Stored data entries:
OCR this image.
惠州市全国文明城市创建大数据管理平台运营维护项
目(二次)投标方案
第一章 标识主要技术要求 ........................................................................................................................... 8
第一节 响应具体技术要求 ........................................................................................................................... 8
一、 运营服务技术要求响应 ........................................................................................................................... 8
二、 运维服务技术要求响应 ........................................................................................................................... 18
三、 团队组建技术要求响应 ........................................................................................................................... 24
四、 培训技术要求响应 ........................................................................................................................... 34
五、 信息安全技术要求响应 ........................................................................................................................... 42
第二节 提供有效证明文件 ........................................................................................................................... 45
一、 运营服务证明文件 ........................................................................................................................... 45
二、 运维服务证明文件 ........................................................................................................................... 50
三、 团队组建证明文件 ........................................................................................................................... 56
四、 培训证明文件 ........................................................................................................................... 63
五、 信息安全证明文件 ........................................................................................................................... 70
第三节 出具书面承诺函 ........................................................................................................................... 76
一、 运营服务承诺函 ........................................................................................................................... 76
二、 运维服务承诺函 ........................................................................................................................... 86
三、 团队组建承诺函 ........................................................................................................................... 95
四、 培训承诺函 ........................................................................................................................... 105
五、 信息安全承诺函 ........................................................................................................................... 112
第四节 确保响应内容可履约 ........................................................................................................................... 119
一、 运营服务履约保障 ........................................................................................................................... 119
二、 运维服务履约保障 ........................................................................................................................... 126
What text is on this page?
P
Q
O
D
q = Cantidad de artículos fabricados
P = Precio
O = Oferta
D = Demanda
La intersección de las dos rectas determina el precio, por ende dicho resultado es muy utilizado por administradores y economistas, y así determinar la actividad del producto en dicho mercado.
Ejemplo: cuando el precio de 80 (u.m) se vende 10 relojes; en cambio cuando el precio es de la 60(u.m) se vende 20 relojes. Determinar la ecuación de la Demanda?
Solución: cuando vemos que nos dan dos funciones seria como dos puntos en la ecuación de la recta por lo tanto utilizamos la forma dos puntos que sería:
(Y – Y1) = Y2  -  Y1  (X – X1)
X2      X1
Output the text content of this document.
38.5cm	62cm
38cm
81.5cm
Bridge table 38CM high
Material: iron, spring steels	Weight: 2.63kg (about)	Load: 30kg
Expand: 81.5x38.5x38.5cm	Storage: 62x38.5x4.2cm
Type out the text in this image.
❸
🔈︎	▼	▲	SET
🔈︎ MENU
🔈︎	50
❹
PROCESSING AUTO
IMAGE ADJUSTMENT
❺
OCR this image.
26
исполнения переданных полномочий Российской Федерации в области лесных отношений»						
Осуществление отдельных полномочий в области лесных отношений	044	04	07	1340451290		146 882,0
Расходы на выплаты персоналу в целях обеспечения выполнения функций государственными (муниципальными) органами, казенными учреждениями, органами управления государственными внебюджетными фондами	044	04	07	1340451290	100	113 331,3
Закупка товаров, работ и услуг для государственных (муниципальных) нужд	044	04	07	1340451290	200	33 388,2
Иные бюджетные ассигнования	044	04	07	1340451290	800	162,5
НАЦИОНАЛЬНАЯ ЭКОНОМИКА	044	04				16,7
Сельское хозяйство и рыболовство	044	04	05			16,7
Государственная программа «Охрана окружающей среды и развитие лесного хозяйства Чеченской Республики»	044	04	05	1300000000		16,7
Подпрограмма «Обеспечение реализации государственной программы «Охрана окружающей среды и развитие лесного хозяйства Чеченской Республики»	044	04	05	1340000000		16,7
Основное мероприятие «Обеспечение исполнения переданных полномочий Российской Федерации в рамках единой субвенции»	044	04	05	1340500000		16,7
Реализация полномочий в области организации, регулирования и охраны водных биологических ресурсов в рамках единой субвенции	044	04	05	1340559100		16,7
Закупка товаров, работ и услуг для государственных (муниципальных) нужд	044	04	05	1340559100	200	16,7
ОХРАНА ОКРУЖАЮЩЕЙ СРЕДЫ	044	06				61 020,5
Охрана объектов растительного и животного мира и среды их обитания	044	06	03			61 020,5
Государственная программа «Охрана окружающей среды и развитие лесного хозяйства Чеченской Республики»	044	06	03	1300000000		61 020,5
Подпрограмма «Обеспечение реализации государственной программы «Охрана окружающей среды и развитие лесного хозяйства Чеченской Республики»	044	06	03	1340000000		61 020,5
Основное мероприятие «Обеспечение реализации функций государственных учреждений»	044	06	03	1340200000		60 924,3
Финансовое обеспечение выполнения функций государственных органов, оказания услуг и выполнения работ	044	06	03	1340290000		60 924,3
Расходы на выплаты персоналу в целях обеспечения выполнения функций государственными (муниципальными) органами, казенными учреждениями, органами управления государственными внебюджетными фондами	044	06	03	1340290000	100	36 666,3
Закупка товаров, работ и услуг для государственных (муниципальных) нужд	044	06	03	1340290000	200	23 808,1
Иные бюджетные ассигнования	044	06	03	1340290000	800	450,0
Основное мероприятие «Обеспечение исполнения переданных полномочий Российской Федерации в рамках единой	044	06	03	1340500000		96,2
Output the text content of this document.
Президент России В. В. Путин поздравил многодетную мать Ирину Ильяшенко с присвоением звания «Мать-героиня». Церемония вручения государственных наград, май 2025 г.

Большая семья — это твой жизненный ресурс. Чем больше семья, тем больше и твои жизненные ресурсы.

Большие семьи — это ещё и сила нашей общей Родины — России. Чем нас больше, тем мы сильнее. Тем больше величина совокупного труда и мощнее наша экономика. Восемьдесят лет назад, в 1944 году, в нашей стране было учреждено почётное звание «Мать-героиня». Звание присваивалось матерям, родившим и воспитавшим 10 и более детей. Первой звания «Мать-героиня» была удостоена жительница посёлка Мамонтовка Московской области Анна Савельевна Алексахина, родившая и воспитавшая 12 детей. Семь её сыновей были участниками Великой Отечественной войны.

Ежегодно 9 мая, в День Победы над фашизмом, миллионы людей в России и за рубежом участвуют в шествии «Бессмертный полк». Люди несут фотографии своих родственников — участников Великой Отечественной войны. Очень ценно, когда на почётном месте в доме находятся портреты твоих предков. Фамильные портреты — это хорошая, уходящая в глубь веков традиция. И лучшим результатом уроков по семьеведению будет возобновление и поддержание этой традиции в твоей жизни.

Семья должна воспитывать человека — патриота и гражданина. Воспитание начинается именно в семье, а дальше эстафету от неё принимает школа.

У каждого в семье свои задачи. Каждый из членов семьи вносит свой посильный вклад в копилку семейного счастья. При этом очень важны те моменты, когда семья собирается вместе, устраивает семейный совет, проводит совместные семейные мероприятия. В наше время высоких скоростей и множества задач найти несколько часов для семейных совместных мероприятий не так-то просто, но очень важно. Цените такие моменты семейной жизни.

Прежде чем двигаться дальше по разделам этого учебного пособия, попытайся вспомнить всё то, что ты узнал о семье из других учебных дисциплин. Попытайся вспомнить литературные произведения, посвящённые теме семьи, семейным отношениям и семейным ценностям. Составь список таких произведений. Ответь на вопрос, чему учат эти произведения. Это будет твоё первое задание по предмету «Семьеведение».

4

Exercise goal:
Repeat the records above in full, character for character.

Exercise output:
OCR this image.
惠州市全国文明城市创建大数据管理平台运营维护项
目(二次)投标方案
第一章 标识主要技术要求 ........................................................................................................................... 8
第一节 响应具体技术要求 ........................................................................................................................... 8
一、 运营服务技术要求响应 ........................................................................................................................... 8
二、 运维服务技术要求响应 ........................................................................................................................... 18
三、 团队组建技术要求响应 ........................................................................................................................... 24
四、 培训技术要求响应 ........................................................................................................................... 34
五、 信息安全技术要求响应 ........................................................................................................................... 42
第二节 提供有效证明文件 ........................................................................................................................... 45
一、 运营服务证明文件 ........................................................................................................................... 45
二、 运维服务证明文件 ........................................................................................................................... 50
三、 团队组建证明文件 ........................................................................................................................... 56
四、 培训证明文件 ........................................................................................................................... 63
五、 信息安全证明文件 ........................................................................................................................... 70
第三节 出具书面承诺函 ........................................................................................................................... 76
一、 运营服务承诺函 ........................................................................................................................... 76
二、 运维服务承诺函 ........................................................................................................................... 86
三、 团队组建承诺函 ........................................................................................................................... 95
四、 培训承诺函 ........................................................................................................................... 105
五、 信息安全承诺函 ........................................................................................................................... 112
第四节 确保响应内容可履约 ........................................................................................................................... 119
一、 运营服务履约保障 ........................................................................................................................... 119
二、 运维服务履约保障 ........................................................................................................................... 126
What text is on this page?
P
Q
O
D
q = Cantidad de artículos fabricados
P = Precio
O = Oferta
D = Demanda
La intersección de las dos rectas determina el precio, por ende dicho resultado es muy utilizado por administradores y economistas, y así determinar la actividad del producto en dicho mercado.
Ejemplo: cuando el precio de 80 (u.m) se vende 10 relojes; en cambio cuando el precio es de la 60(u.m) se vende 20 relojes. Determinar la ecuación de la Demanda?
Solución: cuando vemos que nos dan dos funciones seria como dos puntos en la ecuación de la recta por lo tanto utilizamos la forma dos puntos que sería:
(Y – Y1) = Y2  -  Y1  (X – X1)
X2      X1
Output the text content of this document.
38.5cm	62cm
38cm
81.5cm
Bridge table 38CM high
Material: iron, spring steels	Weight: 2.63kg (about)	Load: 30kg
Expand: 81.5x38.5x38.5cm	Storage: 62x38.5x4.2cm
Type out the text in this image.
❸
🔈︎	▼	▲	SET
🔈︎ MENU
🔈︎	50
❹
PROCESSING AUTO
IMAGE ADJUSTMENT
❺
OCR this image.
26
исполнения переданных полномочий Российской Федерации в области лесных отношений»						
Осуществление отдельных полномочий в области лесных отношений	044	04	07	1340451290		146 882,0
Расходы на выплаты персоналу в целях обеспечения выполнения функций государственными (муниципальными) органами, казенными учреждениями, органами управления государственными внебюджетными фондами	044	04	07	1340451290	100	113 331,3
Закупка товаров, работ и услуг для государственных (муниципальных) нужд	044	04	07	1340451290	200	33 388,2
Иные бюджетные ассигнования	044	04	07	1340451290	800	162,5
НАЦИОНАЛЬНАЯ ЭКОНОМИКА	044	04				16,7
Сельское хозяйство и рыболовство	044	04	05			16,7
Государственная программа «Охрана окружающей среды и развитие лесного хозяйства Чеченской Республики»	044	04	05	1300000000		16,7
Подпрограмма «Обеспечение реализации государственной программы «Охрана окружающей среды и развитие лесного хозяйства Чеченской Республики»	044	04	05	1340000000		16,7
Основное мероприятие «Обеспечение исполнения переданных полномочий Российской Федерации в рамках единой субвенции»	044	04	05	1340500000		16,7
Реализация полномочий в области организации, регулирования и охраны водных биологических ресурсов в рамках единой субвенции	044	04	05	1340559100		16,7
Закупка товаров, работ и услуг для государственных (муниципальных) нужд	044	04	05	1340559100	200	16,7
ОХРАНА ОКРУЖАЮЩЕЙ СРЕДЫ	044	06				61 020,5
Охрана объектов растительного и животного мира и среды их обитания	044	06	03			61 020,5
Государственная программа «Охрана окружающей среды и развитие лесного хозяйства Чеченской Республики»	044	06	03	1300000000		61 020,5
Подпрограмма «Обеспечение реализации государственной программы «Охрана окружающей среды и развитие лесного хозяйства Чеченской Республики»	044	06	03	1340000000		61 020,5
Основное мероприятие «Обеспечение реализации функций государственных учреждений»	044	06	03	1340200000		60 924,3
Финансовое обеспечение выполнения функций государственных органов, оказания услуг и выполнения работ	044	06	03	1340290000		60 924,3
Расходы на выплаты персоналу в целях обеспечения выполнения функций государственными (муниципальными) органами, казенными учреждениями, органами управления государственными внебюджетными фондами	044	06	03	1340290000	100	36 666,3
Закупка товаров, работ и услуг для государственных (муниципальных) нужд	044	06	03	1340290000	200	23 808,1
Иные бюджетные ассигнования	044	06	03	1340290000	800	450,0
Основное мероприятие «Обеспечение исполнения переданных полномочий Российской Федерации в рамках единой	044	06	03	1340500000		96,2
Output the text content of this document.
Президент России В. В. Путин поздравил многодетную мать Ирину Ильяшенко с присвоением звания «Мать-героиня». Церемония вручения государственных наград, май 2025 г.

Большая семья — это твой жизненный ресурс. Чем больше семья, тем больше и твои жизненные ресурсы.

Большие семьи — это ещё и сила нашей общей Родины — России. Чем нас больше, тем мы сильнее. Тем больше величина совокупного труда и мощнее наша экономика. Восемьдесят лет назад, в 1944 году, в нашей стране было учреждено почётное звание «Мать-героиня». Звание присваивалось матерям, родившим и воспитавшим 10 и более детей. Первой звания «Мать-героиня» была удостоена жительница посёлка Мамонтовка Московской области Анна Савельевна Алексахина, родившая и воспитавшая 12 детей. Семь её сыновей были участниками Великой Отечественной войны.

Ежегодно 9 мая, в День Победы над фашизмом, миллионы людей в России и за рубежом участвуют в шествии «Бессмертный полк». Люди несут фотографии своих родственников — участников Великой Отечественной войны. Очень ценно, когда на почётном месте в доме находятся портреты твоих предков. Фамильные портреты — это хорошая, уходящая в глубь веков традиция. И лучшим результатом уроков по семьеведению будет возобновление и поддержание этой традиции в твоей жизни.

Семья должна воспитывать человека — патриота и гражданина. Воспитание начинается именно в семье, а дальше эстафету от неё принимает школа.

У каждого в семье свои задачи. Каждый из членов семьи вносит свой посильный вклад в копилку семейного счастья. При этом очень важны те моменты, когда семья собирается вместе, устраивает семейный совет, проводит совместные семейные мероприятия. В наше время высоких скоростей и множества задач найти несколько часов для семейных совместных мероприятий не так-то просто, но очень важно. Цените такие моменты семейной жизни.

Прежде чем двигаться дальше по разделам этого учебного пособия, попытайся вспомнить всё то, что ты узнал о семье из других учебных дисциплин. Попытайся вспомнить литературные произведения, посвящённые теме семьи, семейным отношениям и семейным ценностям. Составь список таких произведений. Ответь на вопрос, чему учат эти произведения. Это будет твоё первое задание по предмету «Семьеведение».

4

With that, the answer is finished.